[Stored data]
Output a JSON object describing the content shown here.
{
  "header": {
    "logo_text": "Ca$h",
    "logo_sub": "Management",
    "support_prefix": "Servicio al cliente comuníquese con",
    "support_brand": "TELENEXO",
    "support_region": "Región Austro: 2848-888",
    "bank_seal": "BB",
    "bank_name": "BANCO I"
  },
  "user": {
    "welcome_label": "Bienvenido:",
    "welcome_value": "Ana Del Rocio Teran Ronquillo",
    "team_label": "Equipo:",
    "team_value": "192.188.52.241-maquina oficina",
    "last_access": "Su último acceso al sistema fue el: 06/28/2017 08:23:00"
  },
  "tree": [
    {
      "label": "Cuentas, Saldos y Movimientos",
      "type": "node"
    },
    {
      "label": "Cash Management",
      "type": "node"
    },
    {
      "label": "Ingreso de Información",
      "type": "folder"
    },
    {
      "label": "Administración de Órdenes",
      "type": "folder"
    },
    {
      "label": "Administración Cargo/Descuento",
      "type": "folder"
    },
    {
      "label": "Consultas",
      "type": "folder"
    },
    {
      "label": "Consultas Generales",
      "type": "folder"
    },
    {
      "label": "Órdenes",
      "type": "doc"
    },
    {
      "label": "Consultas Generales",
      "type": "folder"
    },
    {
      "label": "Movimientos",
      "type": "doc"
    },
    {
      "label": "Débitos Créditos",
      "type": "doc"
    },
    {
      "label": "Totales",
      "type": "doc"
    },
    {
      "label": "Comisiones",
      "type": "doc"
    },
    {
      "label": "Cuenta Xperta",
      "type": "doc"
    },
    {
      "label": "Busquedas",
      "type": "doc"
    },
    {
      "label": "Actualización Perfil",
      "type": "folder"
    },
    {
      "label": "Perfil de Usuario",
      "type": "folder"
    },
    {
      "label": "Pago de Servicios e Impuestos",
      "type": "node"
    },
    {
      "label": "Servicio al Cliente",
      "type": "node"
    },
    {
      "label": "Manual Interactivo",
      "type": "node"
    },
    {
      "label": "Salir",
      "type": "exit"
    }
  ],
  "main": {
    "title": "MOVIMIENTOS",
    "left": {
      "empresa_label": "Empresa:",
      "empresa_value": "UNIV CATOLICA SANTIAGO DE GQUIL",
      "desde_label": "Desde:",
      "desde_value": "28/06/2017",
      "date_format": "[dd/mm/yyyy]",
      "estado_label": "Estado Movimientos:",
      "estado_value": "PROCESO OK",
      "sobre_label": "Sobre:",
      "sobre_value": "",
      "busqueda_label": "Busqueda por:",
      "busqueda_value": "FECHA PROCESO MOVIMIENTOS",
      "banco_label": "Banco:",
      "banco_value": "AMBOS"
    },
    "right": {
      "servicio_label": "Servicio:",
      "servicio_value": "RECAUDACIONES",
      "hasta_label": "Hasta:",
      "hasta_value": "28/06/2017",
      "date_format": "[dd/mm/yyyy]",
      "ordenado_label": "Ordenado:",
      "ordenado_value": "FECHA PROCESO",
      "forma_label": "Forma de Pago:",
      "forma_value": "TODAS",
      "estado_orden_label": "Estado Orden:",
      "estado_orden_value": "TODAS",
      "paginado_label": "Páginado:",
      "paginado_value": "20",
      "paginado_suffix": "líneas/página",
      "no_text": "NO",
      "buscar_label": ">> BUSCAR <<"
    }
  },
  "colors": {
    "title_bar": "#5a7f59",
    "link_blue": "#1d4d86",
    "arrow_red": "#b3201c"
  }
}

» What to work on: Each entry above is to be printed again exactly.

» Completed task:
Output a JSON object describing the content shown here.
{
  "header": {
    "logo_text": "Ca$h",
    "logo_sub": "Management",
    "support_prefix": "Servicio al cliente comuníquese con",
    "support_brand": "TELENEXO",
    "support_region": "Región Austro: 2848-888",
    "bank_seal": "BB",
    "bank_name": "BANCO I"
  },
  "user": {
    "welcome_label": "Bienvenido:",
    "welcome_value": "Ana Del Rocio Teran Ronquillo",
    "team_label": "Equipo:",
    "team_value": "192.188.52.241-maquina oficina",
    "last_access": "Su último acceso al sistema fue el: 06/28/2017 08:23:00"
  },
  "tree": [
    {
      "label": "Cuentas, Saldos y Movimientos",
      "type": "node"
    },
    {
      "label": "Cash Management",
      "type": "node"
    },
    {
      "label": "Ingreso de Información",
      "type": "folder"
    },
    {
      "label": "Administración de Órdenes",
      "type": "folder"
    },
    {
      "label": "Administración Cargo/Descuento",
      "type": "folder"
    },
    {
      "label": "Consultas",
      "type": "folder"
    },
    {
      "label": "Consultas Generales",
      "type": "folder"
    },
    {
      "label": "Órdenes",
      "type": "doc"
    },
    {
      "label": "Consultas Generales",
      "type": "folder"
    },
    {
      "label": "Movimientos",
      "type": "doc"
    },
    {
      "label": "Débitos Créditos",
      "type": "doc"
    },
    {
      "label": "Totales",
      "type": "doc"
    },
    {
      "label": "Comisiones",
      "type": "doc"
    },
    {
      "label": "Cuenta Xperta",
      "type": "doc"
    },
    {
      "label": "Busquedas",
      "type": "doc"
    },
    {
      "label": "Actualización Perfil",
      "type": "folder"
    },
    {
      "label": "Perfil de Usuario",
      "type": "folder"
    },
    {
      "label": "Pago de Servicios e Impuestos",
      "type": "node"
    },
    {
      "label": "Servicio al Cliente",
      "type": "node"
    },
    {
      "label": "Manual Interactivo",
      "type": "node"
    },
    {
      "label": "Salir",
      "type": "exit"
    }
  ],
  "main": {
    "title": "MOVIMIENTOS",
    "left": {
      "empresa_label": "Empresa:",
      "empresa_value": "UNIV CATOLICA SANTIAGO DE GQUIL",
      "desde_label": "Desde:",
      "desde_value": "28/06/2017",
      "date_format": "[dd/mm/yyyy]",
      "estado_label": "Estado Movimientos:",
      "estado_value": "PROCESO OK",
      "sobre_label": "Sobre:",
      "sobre_value": "",
      "busqueda_label": "Busqueda por:",
      "busqueda_value": "FECHA PROCESO MOVIMIENTOS",
      "banco_label": "Banco:",
      "banco_value": "AMBOS"
    },
    "right": {
      "servicio_label": "Servicio:",
      "servicio_value": "RECAUDACIONES",
      "hasta_label": "Hasta:",
      "hasta_value": "28/06/2017",
      "date_format": "[dd/mm/yyyy]",
      "ordenado_label": "Ordenado:",
      "ordenado_value": "FECHA PROCESO",
      "forma_label": "Forma de Pago:",
      "forma_value": "TODAS",
      "estado_orden_label": "Estado Orden:",
      "estado_orden_value": "TODAS",
      "paginado_label": "Páginado:",
      "paginado_value": "20",
      "paginado_suffix": "líneas/página",
      "no_text": "NO",
      "buscar_label": ">> BUSCAR <<"
    }
  },
  "colors": {
    "title_bar": "#5a7f59",
    "link_blue": "#1d4d86",
    "arrow_red": "#b3201c"
  }
}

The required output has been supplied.